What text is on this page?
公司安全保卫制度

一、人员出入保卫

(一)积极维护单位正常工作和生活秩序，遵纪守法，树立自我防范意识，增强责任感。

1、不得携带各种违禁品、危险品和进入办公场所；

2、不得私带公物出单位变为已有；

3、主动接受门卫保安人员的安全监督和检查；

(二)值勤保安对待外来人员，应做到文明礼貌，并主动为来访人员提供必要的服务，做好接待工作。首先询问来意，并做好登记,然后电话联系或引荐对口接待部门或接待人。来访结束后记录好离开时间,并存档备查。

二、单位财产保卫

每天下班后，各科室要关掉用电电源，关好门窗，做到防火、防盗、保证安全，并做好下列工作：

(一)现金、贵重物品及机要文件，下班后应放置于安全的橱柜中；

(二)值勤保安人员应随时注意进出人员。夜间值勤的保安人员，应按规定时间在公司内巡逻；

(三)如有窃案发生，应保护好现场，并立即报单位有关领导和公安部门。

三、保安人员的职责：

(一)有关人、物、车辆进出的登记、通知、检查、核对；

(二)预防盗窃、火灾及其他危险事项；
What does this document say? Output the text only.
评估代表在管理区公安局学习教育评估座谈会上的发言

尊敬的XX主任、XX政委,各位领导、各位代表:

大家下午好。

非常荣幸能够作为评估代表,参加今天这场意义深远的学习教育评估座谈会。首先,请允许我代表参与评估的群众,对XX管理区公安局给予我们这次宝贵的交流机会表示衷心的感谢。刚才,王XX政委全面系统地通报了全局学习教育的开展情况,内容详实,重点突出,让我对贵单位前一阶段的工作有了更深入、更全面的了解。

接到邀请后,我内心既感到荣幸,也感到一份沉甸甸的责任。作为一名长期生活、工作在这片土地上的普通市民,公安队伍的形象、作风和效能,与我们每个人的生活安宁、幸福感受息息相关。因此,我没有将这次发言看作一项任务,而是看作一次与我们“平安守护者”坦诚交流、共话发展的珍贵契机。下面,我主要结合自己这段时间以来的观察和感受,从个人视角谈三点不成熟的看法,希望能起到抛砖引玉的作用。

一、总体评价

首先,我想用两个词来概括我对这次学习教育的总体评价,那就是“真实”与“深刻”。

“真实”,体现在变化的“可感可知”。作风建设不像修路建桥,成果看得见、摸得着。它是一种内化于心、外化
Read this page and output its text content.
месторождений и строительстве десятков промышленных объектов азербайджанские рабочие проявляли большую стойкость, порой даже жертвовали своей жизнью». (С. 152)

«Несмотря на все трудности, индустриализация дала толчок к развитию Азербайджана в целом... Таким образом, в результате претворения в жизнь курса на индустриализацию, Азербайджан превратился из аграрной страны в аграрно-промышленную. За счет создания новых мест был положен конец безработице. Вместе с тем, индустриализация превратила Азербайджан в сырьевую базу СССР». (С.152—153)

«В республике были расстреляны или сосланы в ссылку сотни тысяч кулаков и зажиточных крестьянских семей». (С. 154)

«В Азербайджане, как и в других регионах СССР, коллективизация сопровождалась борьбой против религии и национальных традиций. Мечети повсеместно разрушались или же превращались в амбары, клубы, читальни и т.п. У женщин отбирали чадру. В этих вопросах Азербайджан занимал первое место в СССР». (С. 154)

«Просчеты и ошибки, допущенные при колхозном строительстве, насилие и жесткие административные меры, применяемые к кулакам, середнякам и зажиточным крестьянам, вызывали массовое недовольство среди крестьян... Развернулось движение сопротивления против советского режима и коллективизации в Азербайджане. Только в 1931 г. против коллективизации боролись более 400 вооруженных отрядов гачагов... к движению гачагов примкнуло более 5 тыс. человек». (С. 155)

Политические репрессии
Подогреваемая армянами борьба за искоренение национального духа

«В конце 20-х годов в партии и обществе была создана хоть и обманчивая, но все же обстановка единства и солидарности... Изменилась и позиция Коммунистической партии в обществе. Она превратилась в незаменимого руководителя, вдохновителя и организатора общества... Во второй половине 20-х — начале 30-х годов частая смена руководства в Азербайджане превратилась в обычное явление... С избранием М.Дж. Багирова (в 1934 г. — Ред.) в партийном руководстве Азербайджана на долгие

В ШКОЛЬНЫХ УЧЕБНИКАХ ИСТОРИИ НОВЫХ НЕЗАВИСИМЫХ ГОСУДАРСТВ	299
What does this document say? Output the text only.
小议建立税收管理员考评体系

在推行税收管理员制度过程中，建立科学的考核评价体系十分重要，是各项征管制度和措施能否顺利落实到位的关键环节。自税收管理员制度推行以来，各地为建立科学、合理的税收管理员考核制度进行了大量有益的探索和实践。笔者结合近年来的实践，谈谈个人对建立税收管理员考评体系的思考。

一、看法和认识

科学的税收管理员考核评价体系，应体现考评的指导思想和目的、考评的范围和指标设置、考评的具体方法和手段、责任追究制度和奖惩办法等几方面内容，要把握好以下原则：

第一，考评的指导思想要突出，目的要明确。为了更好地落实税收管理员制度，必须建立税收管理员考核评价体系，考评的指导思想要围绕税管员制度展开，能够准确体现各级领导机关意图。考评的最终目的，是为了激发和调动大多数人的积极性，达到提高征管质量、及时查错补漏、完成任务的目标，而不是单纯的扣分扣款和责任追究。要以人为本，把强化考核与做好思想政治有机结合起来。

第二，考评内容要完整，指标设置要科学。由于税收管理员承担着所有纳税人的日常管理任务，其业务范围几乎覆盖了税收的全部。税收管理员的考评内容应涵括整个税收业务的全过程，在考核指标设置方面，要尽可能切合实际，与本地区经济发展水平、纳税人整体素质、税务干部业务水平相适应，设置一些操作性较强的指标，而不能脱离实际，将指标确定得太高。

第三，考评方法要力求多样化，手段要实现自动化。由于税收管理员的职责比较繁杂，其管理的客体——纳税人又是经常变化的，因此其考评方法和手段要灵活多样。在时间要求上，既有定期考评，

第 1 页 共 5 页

-- To be done --
Please reproduce each line exactly as written.

-- Solution to the problem --
What text is on this page?
公司安全保卫制度

一、人员出入保卫

(一)积极维护单位正常工作和生活秩序，遵纪守法，树立自我防范意识，增强责任感。

1、不得携带各种违禁品、危险品和进入办公场所；

2、不得私带公物出单位变为已有；

3、主动接受门卫保安人员的安全监督和检查；

(二)值勤保安对待外来人员，应做到文明礼貌，并主动为来访人员提供必要的服务，做好接待工作。首先询问来意，并做好登记,然后电话联系或引荐对口接待部门或接待人。来访结束后记录好离开时间,并存档备查。

二、单位财产保卫

每天下班后，各科室要关掉用电电源，关好门窗，做到防火、防盗、保证安全，并做好下列工作：

(一)现金、贵重物品及机要文件，下班后应放置于安全的橱柜中；

(二)值勤保安人员应随时注意进出人员。夜间值勤的保安人员，应按规定时间在公司内巡逻；

(三)如有窃案发生，应保护好现场，并立即报单位有关领导和公安部门。

三、保安人员的职责：

(一)有关人、物、车辆进出的登记、通知、检查、核对；

(二)预防盗窃、火灾及其他危险事项；
What does this document say? Output the text only.
评估代表在管理区公安局学习教育评估座谈会上的发言

尊敬的XX主任、XX政委,各位领导、各位代表:

大家下午好。

非常荣幸能够作为评估代表,参加今天这场意义深远的学习教育评估座谈会。首先,请允许我代表参与评估的群众,对XX管理区公安局给予我们这次宝贵的交流机会表示衷心的感谢。刚才,王XX政委全面系统地通报了全局学习教育的开展情况,内容详实,重点突出,让我对贵单位前一阶段的工作有了更深入、更全面的了解。

接到邀请后,我内心既感到荣幸,也感到一份沉甸甸的责任。作为一名长期生活、工作在这片土地上的普通市民,公安队伍的形象、作风和效能,与我们每个人的生活安宁、幸福感受息息相关。因此,我没有将这次发言看作一项任务,而是看作一次与我们“平安守护者”坦诚交流、共话发展的珍贵契机。下面,我主要结合自己这段时间以来的观察和感受,从个人视角谈三点不成熟的看法,希望能起到抛砖引玉的作用。

一、总体评价

首先,我想用两个词来概括我对这次学习教育的总体评价,那就是“真实”与“深刻”。

“真实”,体现在变化的“可感可知”。作风建设不像修路建桥,成果看得见、摸得着。它是一种内化于心、外化
Read this page and output its text content.
месторождений и строительстве десятков промышленных объектов азербайджанские рабочие проявляли большую стойкость, порой даже жертвовали своей жизнью». (С. 152)

«Несмотря на все трудности, индустриализация дала толчок к развитию Азербайджана в целом... Таким образом, в результате претворения в жизнь курса на индустриализацию, Азербайджан превратился из аграрной страны в аграрно-промышленную. За счет создания новых мест был положен конец безработице. Вместе с тем, индустриализация превратила Азербайджан в сырьевую базу СССР». (С.152—153)

«В республике были расстреляны или сосланы в ссылку сотни тысяч кулаков и зажиточных крестьянских семей». (С. 154)

«В Азербайджане, как и в других регионах СССР, коллективизация сопровождалась борьбой против религии и национальных традиций. Мечети повсеместно разрушались или же превращались в амбары, клубы, читальни и т.п. У женщин отбирали чадру. В этих вопросах Азербайджан занимал первое место в СССР». (С. 154)

«Просчеты и ошибки, допущенные при колхозном строительстве, насилие и жесткие административные меры, применяемые к кулакам, середнякам и зажиточным крестьянам, вызывали массовое недовольство среди крестьян... Развернулось движение сопротивления против советского режима и коллективизации в Азербайджане. Только в 1931 г. против коллективизации боролись более 400 вооруженных отрядов гачагов... к движению гачагов примкнуло более 5 тыс. человек». (С. 155)

Политические репрессии
Подогреваемая армянами борьба за искоренение национального духа

«В конце 20-х годов в партии и обществе была создана хоть и обманчивая, но все же обстановка единства и солидарности... Изменилась и позиция Коммунистической партии в обществе. Она превратилась в незаменимого руководителя, вдохновителя и организатора общества... Во второй половине 20-х — начале 30-х годов частая смена руководства в Азербайджане превратилась в обычное явление... С избранием М.Дж. Багирова (в 1934 г. — Ред.) в партийном руководстве Азербайджана на долгие

В ШКОЛЬНЫХ УЧЕБНИКАХ ИСТОРИИ НОВЫХ НЕЗАВИСИМЫХ ГОСУДАРСТВ	299
What does this document say? Output the text only.
小议建立税收管理员考评体系

在推行税收管理员制度过程中，建立科学的考核评价体系十分重要，是各项征管制度和措施能否顺利落实到位的关键环节。自税收管理员制度推行以来，各地为建立科学、合理的税收管理员考核制度进行了大量有益的探索和实践。笔者结合近年来的实践，谈谈个人对建立税收管理员考评体系的思考。

一、看法和认识

科学的税收管理员考核评价体系，应体现考评的指导思想和目的、考评的范围和指标设置、考评的具体方法和手段、责任追究制度和奖惩办法等几方面内容，要把握好以下原则：

第一，考评的指导思想要突出，目的要明确。为了更好地落实税收管理员制度，必须建立税收管理员考核评价体系，考评的指导思想要围绕税管员制度展开，能够准确体现各级领导机关意图。考评的最终目的，是为了激发和调动大多数人的积极性，达到提高征管质量、及时查错补漏、完成任务的目标，而不是单纯的扣分扣款和责任追究。要以人为本，把强化考核与做好思想政治有机结合起来。

第二，考评内容要完整，指标设置要科学。由于税收管理员承担着所有纳税人的日常管理任务，其业务范围几乎覆盖了税收的全部。税收管理员的考评内容应涵括整个税收业务的全过程，在考核指标设置方面，要尽可能切合实际，与本地区经济发展水平、纳税人整体素质、税务干部业务水平相适应，设置一些操作性较强的指标，而不能脱离实际，将指标确定得太高。

第三，考评方法要力求多样化，手段要实现自动化。由于税收管理员的职责比较繁杂，其管理的客体——纳税人又是经常变化的，因此其考评方法和手段要灵活多样。在时间要求上，既有定期考评，

第 1 页 共 5 页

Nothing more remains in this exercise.